=== Given task ===
Find all the lines with "Replicator" and gather them.

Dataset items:
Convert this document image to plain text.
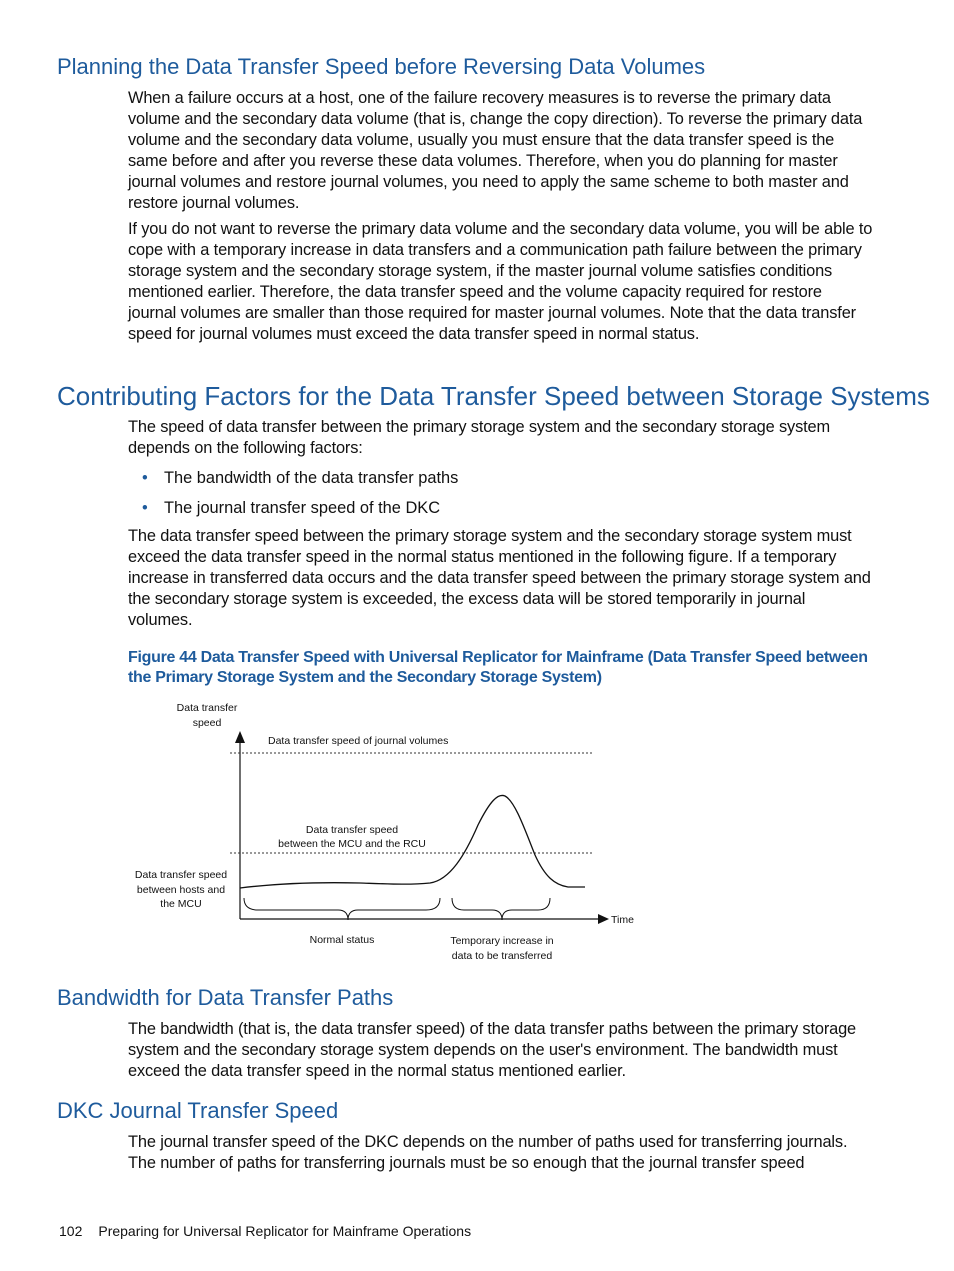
Planning the Data Transfer Speed before Reversing Data Volumes

When a failure occurs at a host, one of the failure recovery measures is to reverse the primary data volume and the secondary data volume (that is, change the copy direction). To reverse the primary data volume and the secondary data volume, usually you must ensure that the data transfer speed is the same before and after you reverse these data volumes. Therefore, when you do planning for master journal volumes and restore journal volumes, you need to apply the same scheme to both master and restore journal volumes.

If you do not want to reverse the primary data volume and the secondary data volume, you will be able to cope with a temporary increase in data transfers and a communication path failure between the primary storage system and the secondary storage system, if the master journal volume satisfies conditions mentioned earlier. Therefore, the data transfer speed and the volume capacity required for restore journal volumes are smaller than those required for master journal volumes. Note that the data transfer speed for journal volumes must exceed the data transfer speed in normal status.

Contributing Factors for the Data Transfer Speed between Storage Systems

The speed of data transfer between the primary storage system and the secondary storage system depends on the following factors:

• The bandwidth of the data transfer paths

• The journal transfer speed of the DKC

The data transfer speed between the primary storage system and the secondary storage system must exceed the data transfer speed in the normal status mentioned in the following figure. If a temporary increase in transferred data occurs and the data transfer speed between the primary storage system and the secondary storage system is exceeded, the excess data will be stored temporarily in journal volumes.

Figure 44 Data Transfer Speed with Universal Replicator for Mainframe (Data Transfer Speed between the Primary Storage System and the Secondary Storage System)

Data transfer
speed
Data transfer speed of journal volumes
Data transfer speed
between the MCU and the RCU
Data transfer speed
between hosts and
the MCU
Time
Normal status	Temporary increase in
data to be transferred
Bandwidth for Data Transfer Paths

The bandwidth (that is, the data transfer speed) of the data transfer paths between the primary storage system and the secondary storage system depends on the user's environment. The bandwidth must exceed the data transfer speed in the normal status mentioned earlier.

DKC Journal Transfer Speed

The journal transfer speed of the DKC depends on the number of paths used for transferring journals. The number of paths for transferring journals must be so enough that the journal transfer speed

102 Preparing for Universal Replicator for Mainframe Operations
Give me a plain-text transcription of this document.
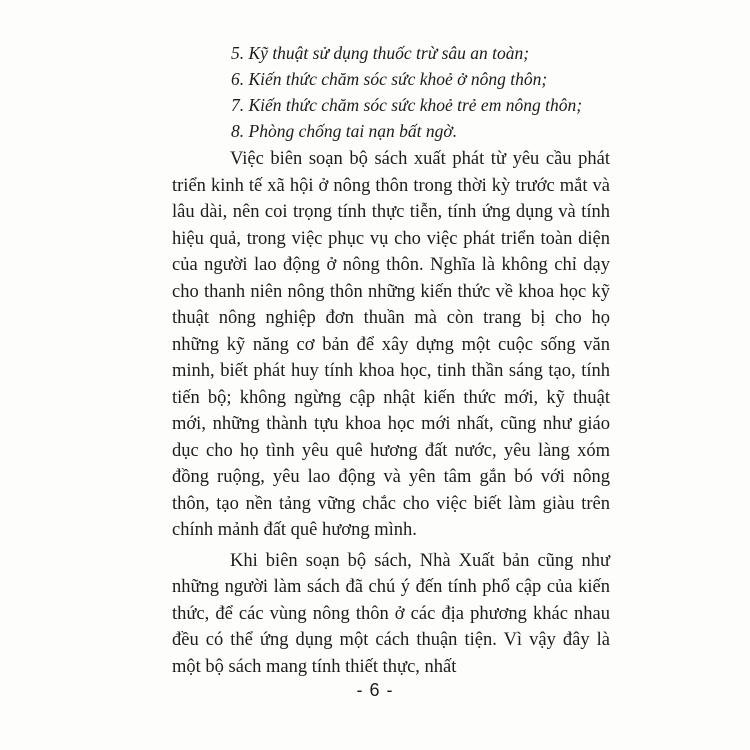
5. Kỹ thuật sử dụng thuốc trừ sâu an toàn;
6. Kiến thức chăm sóc sức khoẻ ở nông thôn;
7. Kiến thức chăm sóc sức khoẻ trẻ em nông thôn;
8. Phòng chống tai nạn bất ngờ.

Việc biên soạn bộ sách xuất phát từ yêu cầu phát triển kinh tế xã hội ở nông thôn trong thời kỳ trước mắt và lâu dài, nên coi trọng tính thực tiễn, tính ứng dụng và tính hiệu quả, trong việc phục vụ cho việc phát triển toàn diện của người lao động ở nông thôn. Nghĩa là không chỉ dạy cho thanh niên nông thôn những kiến thức về khoa học kỹ thuật nông nghiệp đơn thuần mà còn trang bị cho họ những kỹ năng cơ bản để xây dựng một cuộc sống văn minh, biết phát huy tính khoa học, tinh thần sáng tạo, tính tiến bộ; không ngừng cập nhật kiến thức mới, kỹ thuật mới, những thành tựu khoa học mới nhất, cũng như giáo dục cho họ tình yêu quê hương đất nước, yêu làng xóm đồng ruộng, yêu lao động và yên tâm gắn bó với nông thôn, tạo nền tảng vững chắc cho việc biết làm giàu trên chính mảnh đất quê hương mình.

Khi biên soạn bộ sách, Nhà Xuất bản cũng như những người làm sách đã chú ý đến tính phổ cập của kiến thức, để các vùng nông thôn ở các địa phương khác nhau đều có thể ứng dụng một cách thuận tiện. Vì vậy đây là một bộ sách mang tính thiết thực, nhất

- 6 -
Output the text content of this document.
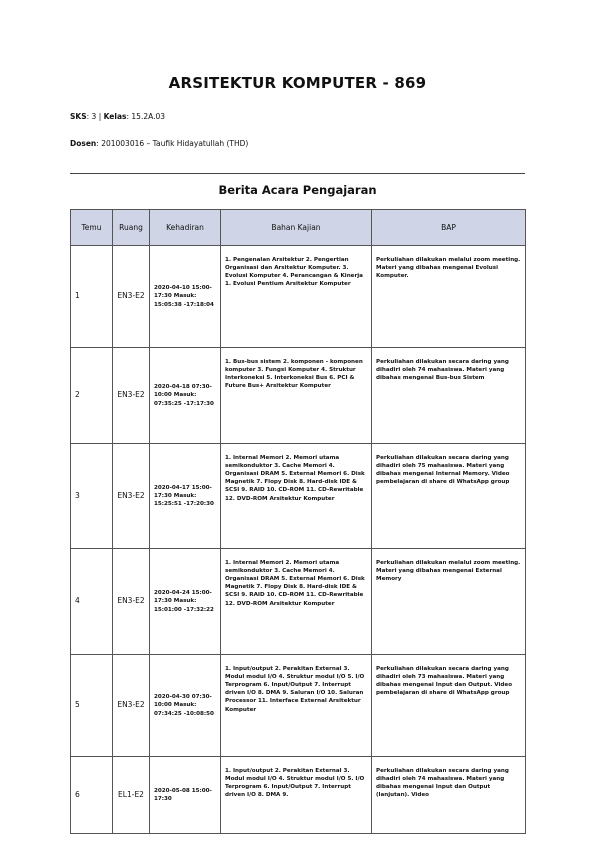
ARSITEKTUR KOMPUTER - 869
SKS: 3 | Kelas: 15.2A.03
Dosen: 201003016 – Taufik Hidayatullah (THD)
Berita Acara Pengajaran
Temu	Ruang	Kehadiran	Bahan Kajian	BAP
1	EN3-E2	2020-04-10 15:00-17:30 Masuk: 15:05:38 -17:18:04	1. Pengenalan Arsitektur 2. Pengertian Organisasi dan Arsitektur Komputer. 3. Evolusi Komputer 4. Perancangan & Kinerja 1. Evolusi Pentium Arsitektur Komputer	Perkuliahan dilakukan melalui zoom meeting. Materi yang dibahas mengenai Evolusi Komputer.
2	EN3-E2	2020-04-18 07:30-10:00 Masuk: 07:35:25 -17:17:30	1. Bus-bus sistem 2. komponen - komponen komputer 3. Fungsi Komputer 4. Struktur Interkoneksi 5. Interkoneksi Bus 6. PCI & Future Bus+ Arsitektur Komputer	Perkuliahan dilakukan secara daring yang dihadiri oleh 74 mahasiswa. Materi yang dibahas mengenai Bus-bus Sistem
3	EN3-E2	2020-04-17 15:00-17:30 Masuk: 15:25:51 -17:20:30	1. Internal Memori 2. Memori utama semikonduktor 3. Cache Memori 4. Organisasi DRAM 5. External Memori 6. Disk Magnetik 7. Flopy Disk 8. Hard-disk IDE & SCSI 9. RAID 10. CD-ROM 11. CD-Rewritable 12. DVD-ROM Arsitektur Komputer	Perkuliahan dilakukan secara daring yang dihadiri oleh 75 mahasiswa. Materi yang dibahas mengenai Internal Memory. Video pembelajaran di share di WhatsApp group
4	EN3-E2	2020-04-24 15:00-17:30 Masuk: 15:01:00 -17:32:22	1. Internal Memori 2. Memori utama semikonduktor 3. Cache Memori 4. Organisasi DRAM 5. External Memori 6. Disk Magnetik 7. Flopy Disk 8. Hard-disk IDE & SCSI 9. RAID 10. CD-ROM 11. CD-Rewritable 12. DVD-ROM Arsitektur Komputer	Perkuliahan dilakukan melalui zoom meeting. Materi yang dibahas mengenai External Memory
5	EN3-E2	2020-04-30 07:30-10:00 Masuk: 07:34:25 -10:08:50	1. Input/output 2. Perakitan External 3. Modul modul I/O 4. Struktur modul I/O 5. I/O Terprogram 6. Input/Output 7. Interrupt driven I/O 8. DMA 9. Saluran I/O 10. Saluran Processor 11. Interface External Arsitektur Komputer	Perkuliahan dilakukan secara daring yang dihadiri oleh 73 mahasiswa. Materi yang dibahas mengenai Input dan Output. Video pembelajaran di share di WhatsApp group
6	EL1-E2	2020-05-08 15:00-17:30	1. Input/output 2. Perakitan External 3. Modul modul I/O 4. Struktur modul I/O 5. I/O Terprogram 6. Input/Output 7. Interrupt driven I/O 8. DMA 9.	Perkuliahan dilakukan secara daring yang dihadiri oleh 74 mahasiswa. Materi yang dibahas mengenai Input dan Output (lanjutan). Video
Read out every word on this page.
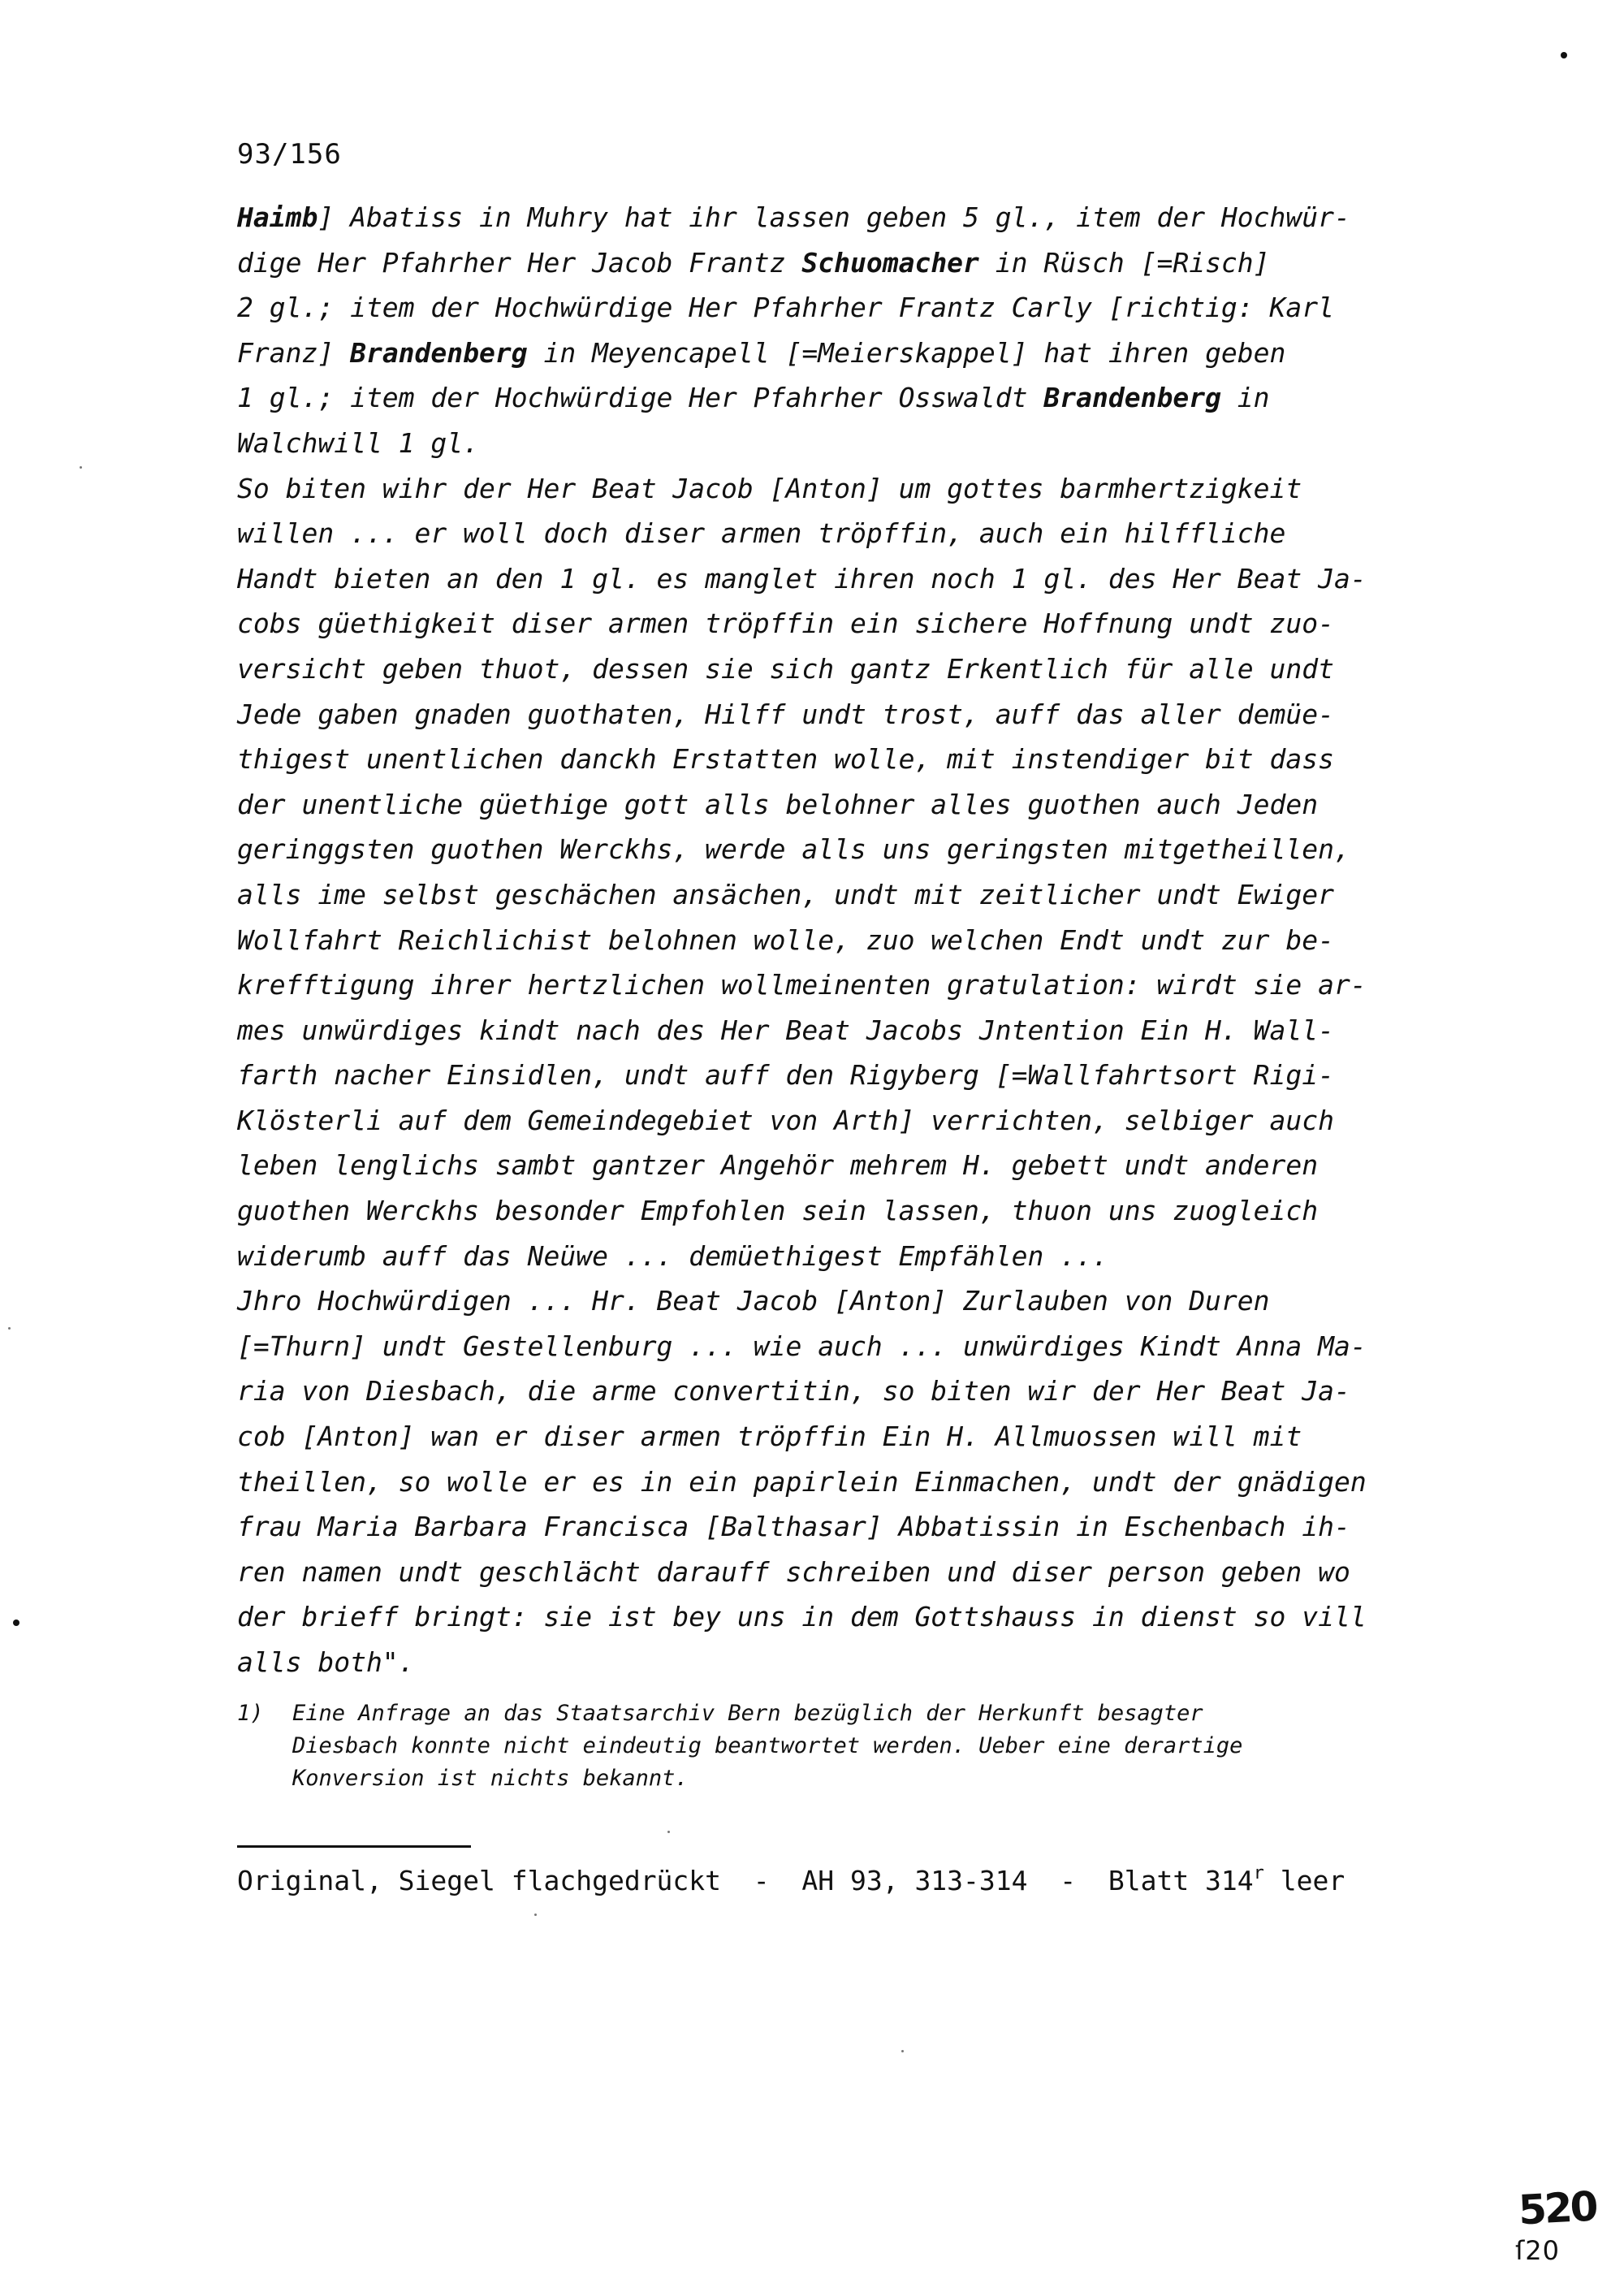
93/156
Haimb] Abatiss in Muhry hat ihr lassen geben 5 gl., item der Hochwür-
dige Her Pfahrher Her Jacob Frantz Schuomacher in Rüsch [=Risch]
2 gl.; item der Hochwürdige Her Pfahrher Frantz Carly [richtig: Karl
Franz] Brandenberg in Meyencapell [=Meierskappel] hat ihren geben
1 gl.; item der Hochwürdige Her Pfahrher Osswaldt Brandenberg in
Walchwill 1 gl.
So biten wihr der Her Beat Jacob [Anton] um gottes barmhertzigkeit
willen ... er woll doch diser armen tröpffin, auch ein hilffliche
Handt bieten an den 1 gl. es manglet ihren noch 1 gl. des Her Beat Ja-
cobs güethigkeit diser armen tröpffin ein sichere Hoffnung undt zuo-
versicht geben thuot, dessen sie sich gantz Erkentlich für alle undt
Jede gaben gnaden guothaten, Hilff undt trost, auff das aller demüe-
thigest unentlichen danckh Erstatten wolle, mit instendiger bit dass
der unentliche güethige gott alls belohner alles guothen auch Jeden
geringgsten guothen Werckhs, werde alls uns geringsten mitgetheillen,
alls ime selbst geschächen ansächen, undt mit zeitlicher undt Ewiger
Wollfahrt Reichlichist belohnen wolle, zuo welchen Endt undt zur be-
krefftigung ihrer hertzlichen wollmeinenten gratulation: wirdt sie ar-
mes unwürdiges kindt nach des Her Beat Jacobs Jntention Ein H. Wall-
farth nacher Einsidlen, undt auff den Rigyberg [=Wallfahrtsort Rigi-
Klösterli auf dem Gemeindegebiet von Arth] verrichten, selbiger auch
leben lenglichs sambt gantzer Angehör mehrem H. gebett undt anderen
guothen Werckhs besonder Empfohlen sein lassen, thuon uns zuogleich
widerumb auff das Neüwe ... demüethigest Empfählen ...
Jhro Hochwürdigen ... Hr. Beat Jacob [Anton] Zurlauben von Duren
[=Thurn] undt Gestellenburg ... wie auch ... unwürdiges Kindt Anna Ma-
ria von Diesbach, die arme convertitin, so biten wir der Her Beat Ja-
cob [Anton] wan er diser armen tröpffin Ein H. Allmuossen will mit
theillen, so wolle er es in ein papirlein Einmachen, undt der gnädigen
frau Maria Barbara Francisca [Balthasar] Abbatissin in Eschenbach ih-
ren namen undt geschlächt darauff schreiben und diser person geben wo
der brieff bringt: sie ist bey uns in dem Gottshauss in dienst so vill
alls both".
1) Eine Anfrage an das Staatsarchiv Bern bezüglich der Herkunft besagter
Diesbach konnte nicht eindeutig beantwortet werden. Ueber eine derartige
Konversion ist nichts bekannt.
Original, Siegel flachgedrückt  -  AH 93, 313-314  -  Blatt 314$^r$ leer
520
ſ20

=== Exercise answer ===
Figure 44 Data Transfer Speed with Universal Replicator for Mainframe (Data Transfer Speed between the Primary Storage System and the Secondary Storage System)
102 Preparing for Universal Replicator for Mainframe Operations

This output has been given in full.